=== RECORDS SHOWN ===

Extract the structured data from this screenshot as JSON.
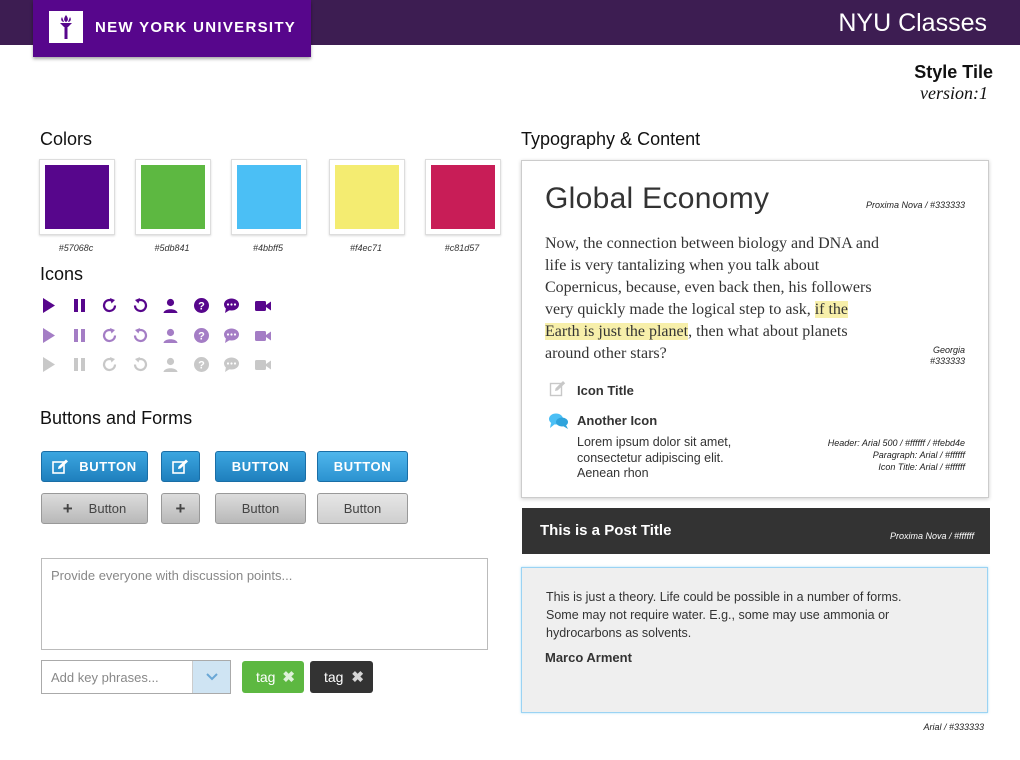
{
  "header": {
    "logo_text": "NEW YORK UNIVERSITY",
    "app_title": "NYU Classes",
    "style_title": "Style Tile",
    "version": "version:1"
  },
  "colors": {
    "heading": "Colors",
    "swatches": [
      {
        "hex": "#57068c",
        "label": "#57068c"
      },
      {
        "hex": "#5db841",
        "label": "#5db841"
      },
      {
        "hex": "#4bbff5",
        "label": "#4bbff5"
      },
      {
        "hex": "#f4ec71",
        "label": "#f4ec71"
      },
      {
        "hex": "#c81d57",
        "label": "#c81d57"
      }
    ]
  },
  "icons": {
    "heading": "Icons",
    "names": [
      "play-icon",
      "pause-icon",
      "refresh-icon",
      "undo-icon",
      "user-icon",
      "help-icon",
      "chat-icon",
      "video-icon"
    ],
    "row_colors": [
      "#57068c",
      "#a47dc5",
      "#c8c8c8"
    ]
  },
  "buttons": {
    "heading": "Buttons and Forms",
    "blue_label": "BUTTON",
    "grey_label": "Button",
    "blue_color": "#2a8fd2",
    "grey_color": "#c5c5c5"
  },
  "forms": {
    "textarea_placeholder": "Provide everyone with discussion points...",
    "select_placeholder": "Add key phrases...",
    "tags": [
      {
        "label": "tag",
        "color": "#5db841"
      },
      {
        "label": "tag",
        "color": "#333333"
      }
    ]
  },
  "typography": {
    "heading": "Typography & Content",
    "title": "Global Economy",
    "title_note": "Proxima Nova / #333333",
    "para_before": "Now, the connection between biology and DNA and life is very tantalizing when you talk about Copernicus, because, even back then, his followers very quickly made the logical step to ask, ",
    "para_highlight": "if the Earth is just the planet",
    "para_after": ", then what about planets around other stars?",
    "para_note_1": "Georgia",
    "para_note_2": "#333333",
    "icon_title": "Icon Title",
    "another_icon": "Another Icon",
    "another_desc": "Lorem ipsum dolor sit amet, consectetur adipiscing elit. Aenean rhon",
    "spec_1": "Header: Arial 500 / #ffffff / #febd4e",
    "spec_2": "Paragraph: Arial / #ffffff",
    "spec_3": "Icon Title: Arial / #ffffff"
  },
  "post": {
    "title": "This is  a Post Title",
    "note": "Proxima Nova / #ffffff"
  },
  "quote": {
    "text": "This is just a theory. Life could be possible in a number of forms. Some may not require water. E.g., some may use ammonia or hydrocarbons as solvents.",
    "author": "Marco Arment",
    "note": "Arial / #333333"
  }
}
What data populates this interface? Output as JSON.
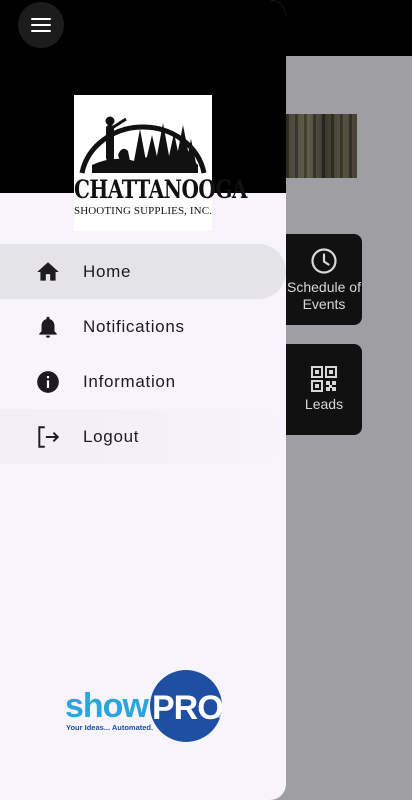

=== WORK INSTRUCTIONS ===
State the number of lines above that hold the string "JSON", with nothing added.

=== THE RESULT ===
2